**Provided data:**

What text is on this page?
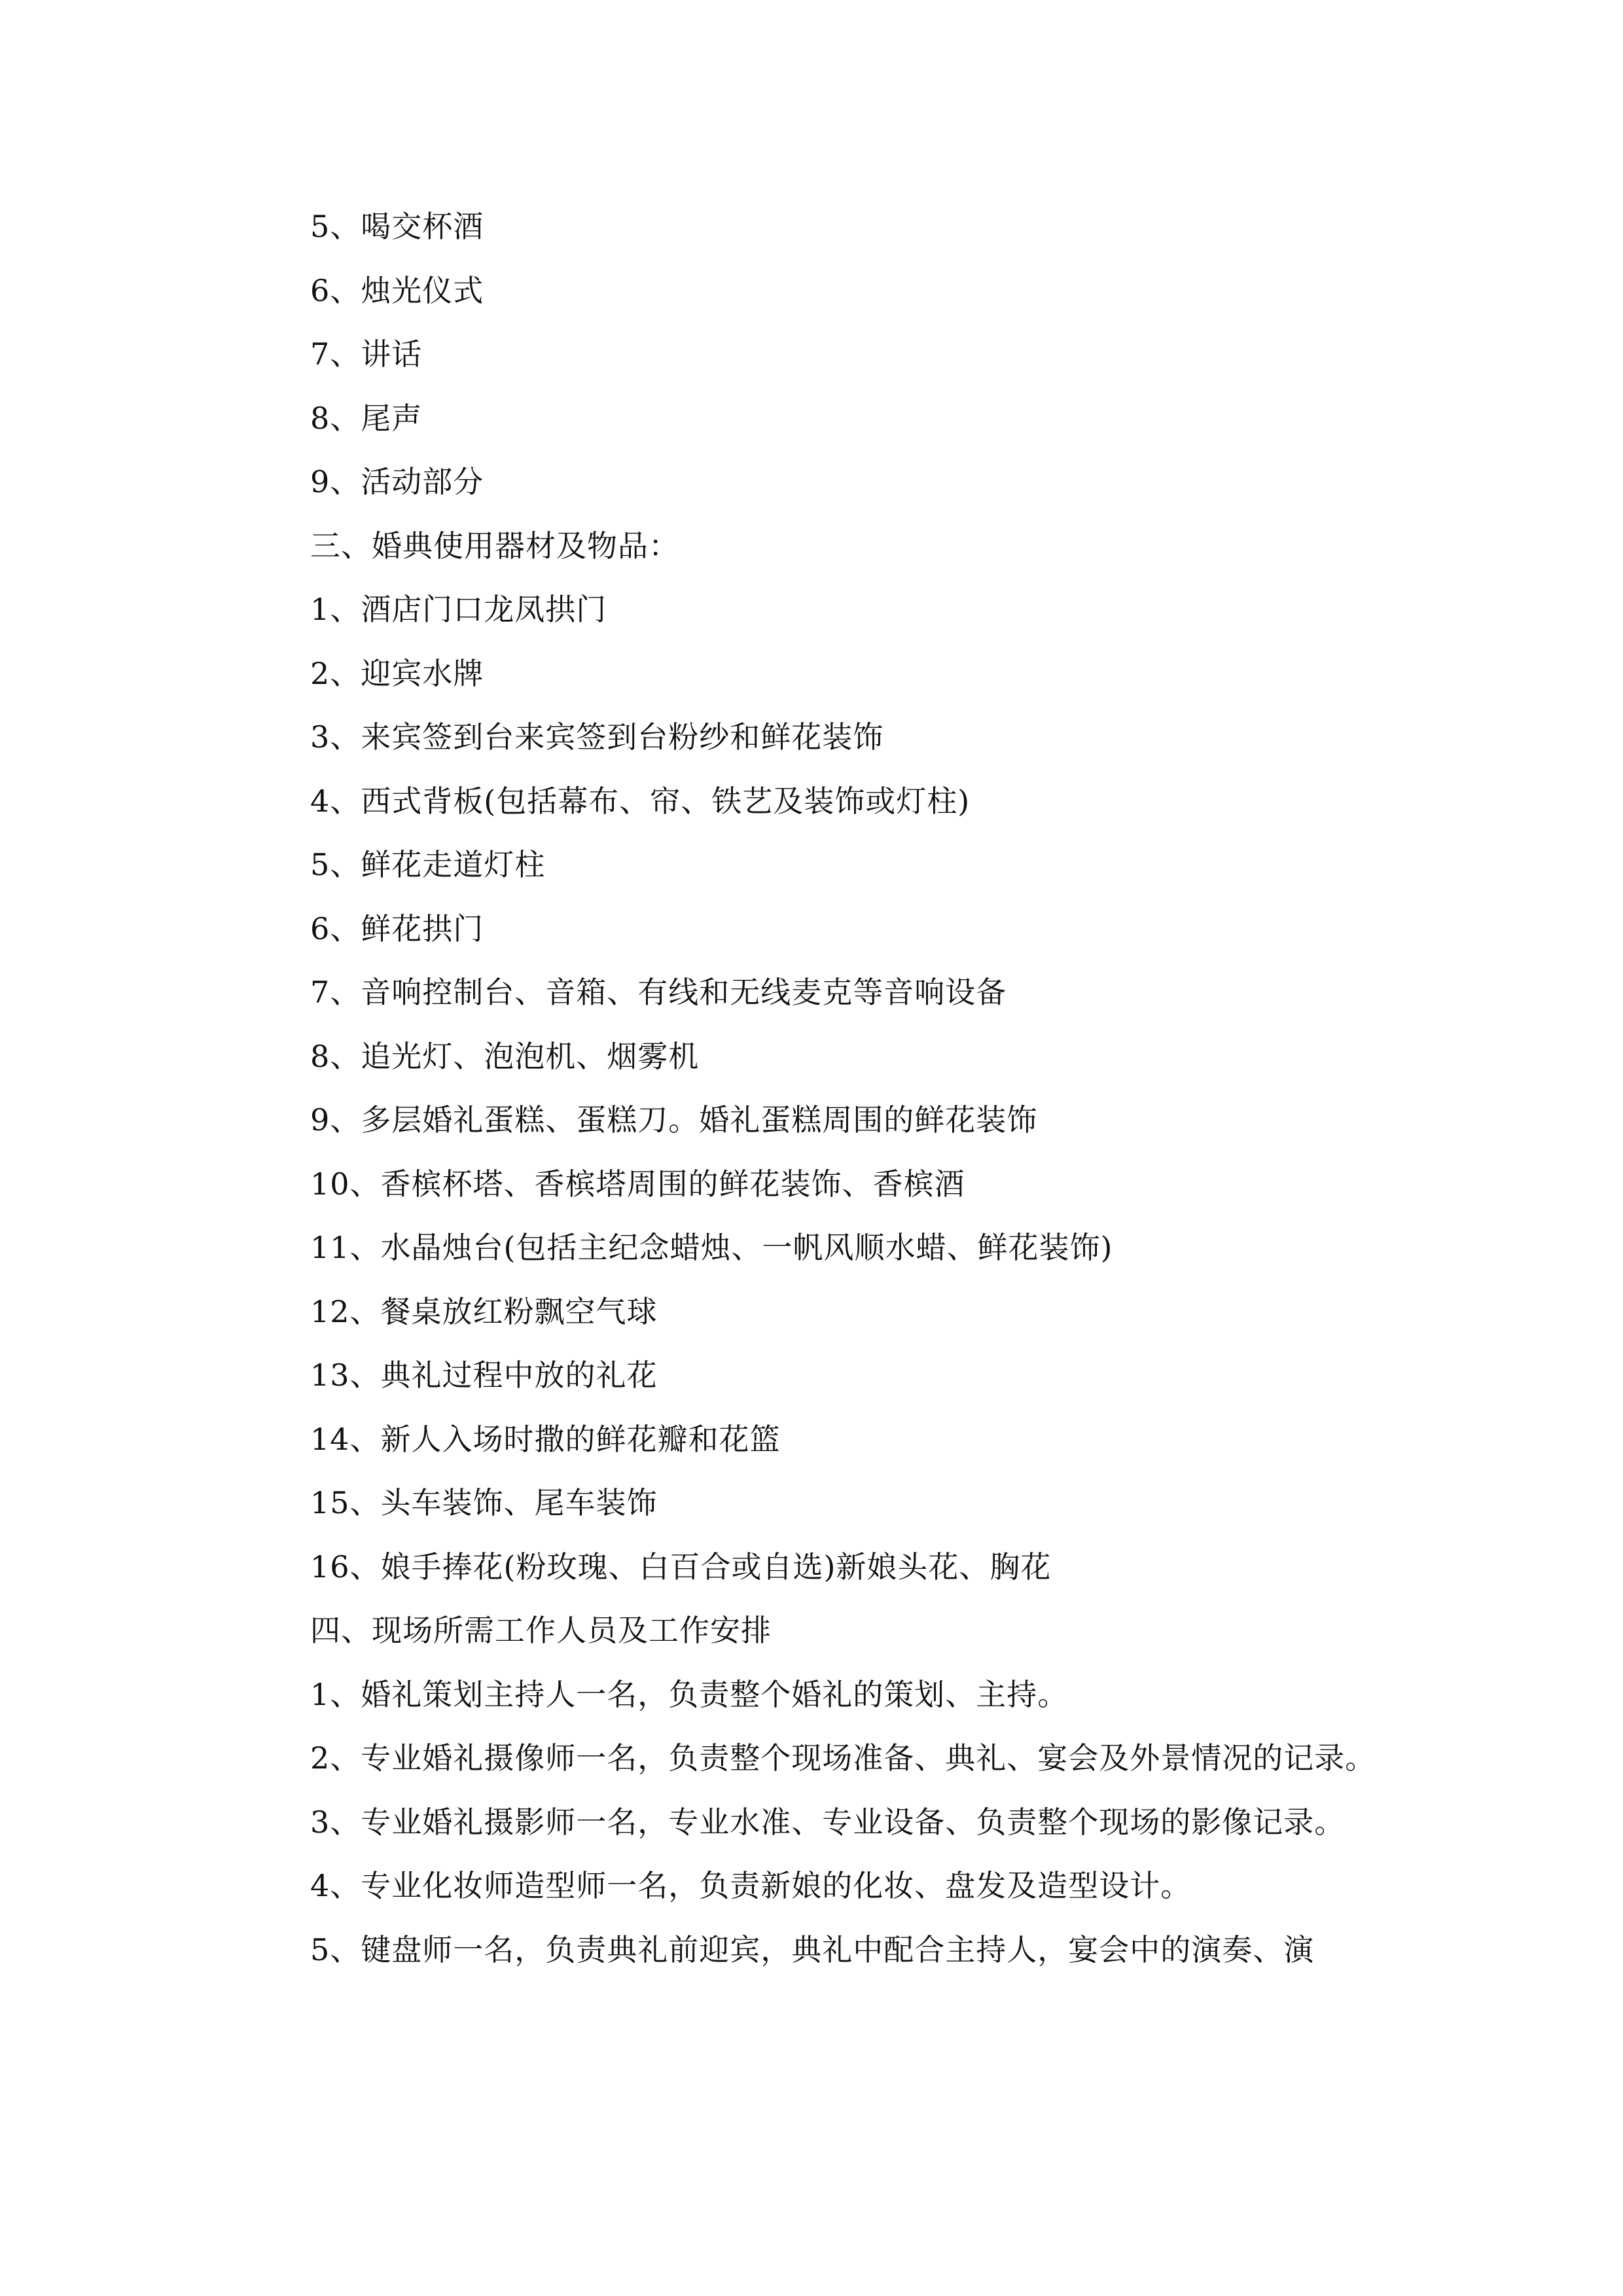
5、喝交杯酒
6、烛光仪式
7、讲话
8、尾声
9、活动部分
三、婚典使用器材及物品：
1、酒店门口龙凤拱门
2、迎宾水牌
3、来宾签到台来宾签到台粉纱和鲜花装饰
4、西式背板(包括幕布、帘、铁艺及装饰或灯柱)
5、鲜花走道灯柱
6、鲜花拱门
7、音响控制台、音箱、有线和无线麦克等音响设备
8、追光灯、泡泡机、烟雾机
9、多层婚礼蛋糕、蛋糕刀。婚礼蛋糕周围的鲜花装饰
10、香槟杯塔、香槟塔周围的鲜花装饰、香槟酒
11、水晶烛台(包括主纪念蜡烛、一帆风顺水蜡、鲜花装饰)
12、餐桌放红粉飘空气球
13、典礼过程中放的礼花
14、新人入场时撒的鲜花瓣和花篮
15、头车装饰、尾车装饰
16、娘手捧花(粉玫瑰、白百合或自选)新娘头花、胸花
四、现场所需工作人员及工作安排
1、婚礼策划主持人一名，负责整个婚礼的策划、主持。
2、专业婚礼摄像师一名，负责整个现场准备、典礼、宴会及外景情况的记录。
3、专业婚礼摄影师一名，专业水准、专业设备、负责整个现场的影像记录。
4、专业化妆师造型师一名，负责新娘的化妆、盘发及造型设计。
5、键盘师一名，负责典礼前迎宾，典礼中配合主持人，宴会中的演奏、演
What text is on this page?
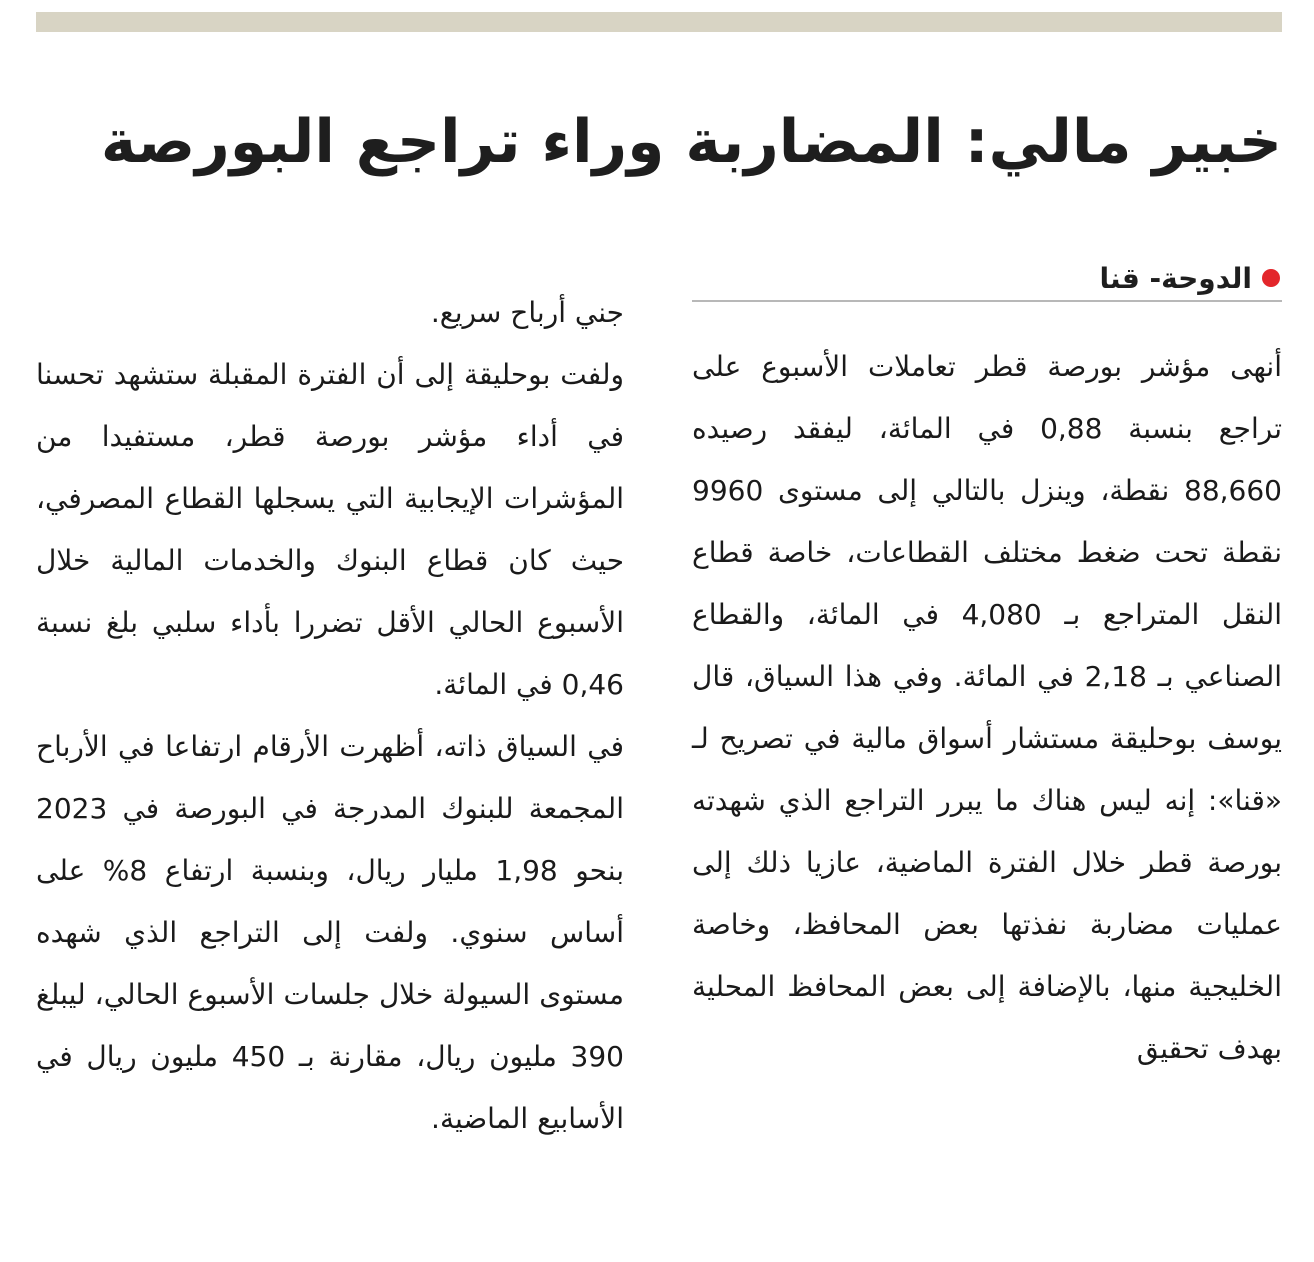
خبير مالي: المضاربة وراء تراجع البورصة
الدوحة- قنا

أنهى مؤشر بورصة قطر تعاملات الأسبوع على تراجع بنسبة 0,88 في المائة، ليفقد رصيده 88,660 نقطة، وينزل بالتالي إلى مستوى 9960 نقطة تحت ضغط مختلف القطاعات، خاصة قطاع النقل المتراجع بـ 4,080 في المائة، والقطاع الصناعي بـ 2,18 في المائة. وفي هذا السياق، قال يوسف بوحليقة مستشار أسواق مالية في تصريح لـ «قنا»: إنه ليس هناك ما يبرر التراجع الذي شهدته بورصة قطر خلال الفترة الماضية، عازيا ذلك إلى عمليات مضاربة نفذتها بعض المحافظ، وخاصة الخليجية منها، بالإضافة إلى بعض المحافظ المحلية بهدف تحقيق

جني أرباح سريع.

ولفت بوحليقة إلى أن الفترة المقبلة ستشهد تحسنا في أداء مؤشر بورصة قطر، مستفيدا من المؤشرات الإيجابية التي يسجلها القطاع المصرفي، حيث كان قطاع البنوك والخدمات المالية خلال الأسبوع الحالي الأقل تضررا بأداء سلبي بلغ نسبة 0,46 في المائة.

في السياق ذاته، أظهرت الأرقام ارتفاعا في الأرباح المجمعة للبنوك المدرجة في البورصة في 2023 بنحو 1,98 مليار ريال، وبنسبة ارتفاع 8% على أساس سنوي. ولفت إلى التراجع الذي شهده مستوى السيولة خلال جلسات الأسبوع الحالي، ليبلغ 390 مليون ريال، مقارنة بـ 450 مليون ريال في الأسابيع الماضية.
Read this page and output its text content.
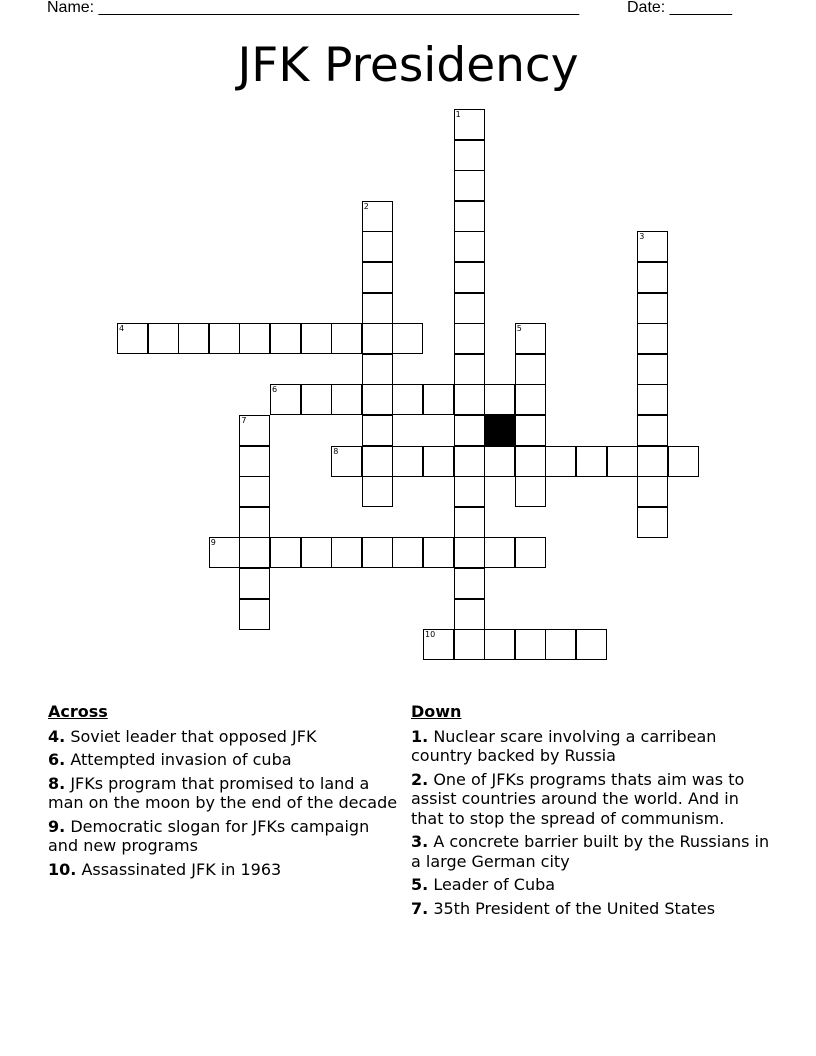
Name: ______________________________________________________	Date: _______
JFK Presidency
1
2
3
4	5
6
7
8
9
10
Across
4. Soviet leader that opposed JFK
6. Attempted invasion of cuba
8. JFKs program that promised to land a man on the moon by the end of the decade
9. Democratic slogan for JFKs campaign and new programs
10. Assassinated JFK in 1963
Down
1. Nuclear scare involving a carribean country backed by Russia
2. One of JFKs programs thats aim was to assist countries around the world. And in that to stop the spread of communism.
3. A concrete barrier built by the Russians in a large German city
5. Leader of Cuba
7. 35th President of the United States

**Written request:**
Return the lines of the records that include the string "programs".

**The result:**
9. Democratic slogan for JFKs campaign and new programs
2. One of JFKs programs thats aim was to assist countries around the world. And in that to stop the spread of communism.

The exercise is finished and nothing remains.